**Data provided**
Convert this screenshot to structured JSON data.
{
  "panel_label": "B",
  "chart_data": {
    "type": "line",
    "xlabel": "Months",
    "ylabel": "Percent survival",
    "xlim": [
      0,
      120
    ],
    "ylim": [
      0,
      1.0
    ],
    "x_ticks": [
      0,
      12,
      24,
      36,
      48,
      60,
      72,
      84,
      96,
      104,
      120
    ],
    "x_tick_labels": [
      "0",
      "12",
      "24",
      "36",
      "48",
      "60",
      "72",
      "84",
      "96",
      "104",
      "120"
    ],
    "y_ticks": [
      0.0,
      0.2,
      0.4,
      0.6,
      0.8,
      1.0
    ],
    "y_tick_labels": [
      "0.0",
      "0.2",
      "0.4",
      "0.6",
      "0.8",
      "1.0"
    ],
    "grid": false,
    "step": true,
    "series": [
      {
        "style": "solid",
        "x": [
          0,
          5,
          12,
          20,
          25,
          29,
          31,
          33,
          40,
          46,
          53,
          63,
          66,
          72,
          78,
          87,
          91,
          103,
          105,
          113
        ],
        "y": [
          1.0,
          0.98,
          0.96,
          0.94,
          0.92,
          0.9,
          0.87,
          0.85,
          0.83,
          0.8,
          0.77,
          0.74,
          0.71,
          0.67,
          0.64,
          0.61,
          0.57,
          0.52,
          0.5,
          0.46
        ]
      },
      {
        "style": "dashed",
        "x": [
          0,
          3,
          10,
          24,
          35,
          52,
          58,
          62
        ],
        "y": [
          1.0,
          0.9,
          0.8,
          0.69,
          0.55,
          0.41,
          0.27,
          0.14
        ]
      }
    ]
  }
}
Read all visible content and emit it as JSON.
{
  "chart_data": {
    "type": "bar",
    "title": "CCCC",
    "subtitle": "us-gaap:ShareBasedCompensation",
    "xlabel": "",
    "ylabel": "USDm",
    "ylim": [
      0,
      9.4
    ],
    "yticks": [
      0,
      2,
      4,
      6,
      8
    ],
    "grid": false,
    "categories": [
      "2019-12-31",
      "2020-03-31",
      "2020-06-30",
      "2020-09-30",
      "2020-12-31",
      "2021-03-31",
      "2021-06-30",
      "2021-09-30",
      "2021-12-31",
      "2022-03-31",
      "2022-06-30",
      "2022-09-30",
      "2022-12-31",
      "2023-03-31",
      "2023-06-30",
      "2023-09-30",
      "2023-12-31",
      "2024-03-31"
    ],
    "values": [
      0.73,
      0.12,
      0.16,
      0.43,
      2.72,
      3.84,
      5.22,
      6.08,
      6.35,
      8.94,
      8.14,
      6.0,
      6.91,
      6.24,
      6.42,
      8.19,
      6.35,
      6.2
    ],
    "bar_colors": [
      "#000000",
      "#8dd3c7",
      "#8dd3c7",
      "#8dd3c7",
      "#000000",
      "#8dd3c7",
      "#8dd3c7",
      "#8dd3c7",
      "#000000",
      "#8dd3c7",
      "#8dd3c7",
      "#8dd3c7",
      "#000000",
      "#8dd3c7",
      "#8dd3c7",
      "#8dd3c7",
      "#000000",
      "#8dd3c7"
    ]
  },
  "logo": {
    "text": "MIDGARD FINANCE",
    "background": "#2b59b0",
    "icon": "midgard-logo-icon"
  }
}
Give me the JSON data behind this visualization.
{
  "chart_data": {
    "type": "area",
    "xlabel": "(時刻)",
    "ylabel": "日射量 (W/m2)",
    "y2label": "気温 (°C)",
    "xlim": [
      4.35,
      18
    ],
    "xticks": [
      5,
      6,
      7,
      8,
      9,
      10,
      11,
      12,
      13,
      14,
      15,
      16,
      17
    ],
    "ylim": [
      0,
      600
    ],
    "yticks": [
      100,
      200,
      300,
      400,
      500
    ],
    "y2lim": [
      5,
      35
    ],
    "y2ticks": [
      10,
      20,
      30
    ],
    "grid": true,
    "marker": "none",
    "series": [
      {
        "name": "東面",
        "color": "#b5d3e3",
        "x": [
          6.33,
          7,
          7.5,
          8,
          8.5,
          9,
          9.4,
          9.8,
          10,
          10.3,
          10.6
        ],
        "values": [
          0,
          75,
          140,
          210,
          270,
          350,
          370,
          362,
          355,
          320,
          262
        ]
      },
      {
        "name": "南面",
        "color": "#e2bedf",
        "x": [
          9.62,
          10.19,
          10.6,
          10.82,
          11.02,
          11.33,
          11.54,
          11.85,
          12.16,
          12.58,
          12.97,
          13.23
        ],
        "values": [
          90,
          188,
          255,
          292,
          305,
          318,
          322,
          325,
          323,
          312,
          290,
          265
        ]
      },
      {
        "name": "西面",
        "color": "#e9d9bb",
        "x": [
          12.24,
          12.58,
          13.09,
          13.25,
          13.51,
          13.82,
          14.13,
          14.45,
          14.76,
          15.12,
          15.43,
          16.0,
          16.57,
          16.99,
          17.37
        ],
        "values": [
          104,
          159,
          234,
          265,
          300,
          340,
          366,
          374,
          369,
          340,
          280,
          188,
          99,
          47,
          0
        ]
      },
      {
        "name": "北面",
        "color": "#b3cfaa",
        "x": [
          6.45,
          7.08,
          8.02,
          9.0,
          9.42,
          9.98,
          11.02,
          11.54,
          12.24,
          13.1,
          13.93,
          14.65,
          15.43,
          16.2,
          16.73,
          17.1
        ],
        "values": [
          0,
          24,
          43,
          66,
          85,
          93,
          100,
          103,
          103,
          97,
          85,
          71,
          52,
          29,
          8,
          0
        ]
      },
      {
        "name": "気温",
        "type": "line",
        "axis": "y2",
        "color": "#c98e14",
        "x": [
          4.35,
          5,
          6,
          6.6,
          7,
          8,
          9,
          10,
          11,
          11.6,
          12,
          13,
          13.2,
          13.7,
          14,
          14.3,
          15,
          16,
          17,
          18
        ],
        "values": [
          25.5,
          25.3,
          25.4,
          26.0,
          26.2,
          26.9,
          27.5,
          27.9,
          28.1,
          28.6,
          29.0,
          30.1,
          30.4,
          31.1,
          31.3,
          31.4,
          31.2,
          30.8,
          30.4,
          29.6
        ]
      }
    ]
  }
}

**What you are asked to do**
Report how many lines in the data include the word "name", and give nothing but the count.

**Task response**
5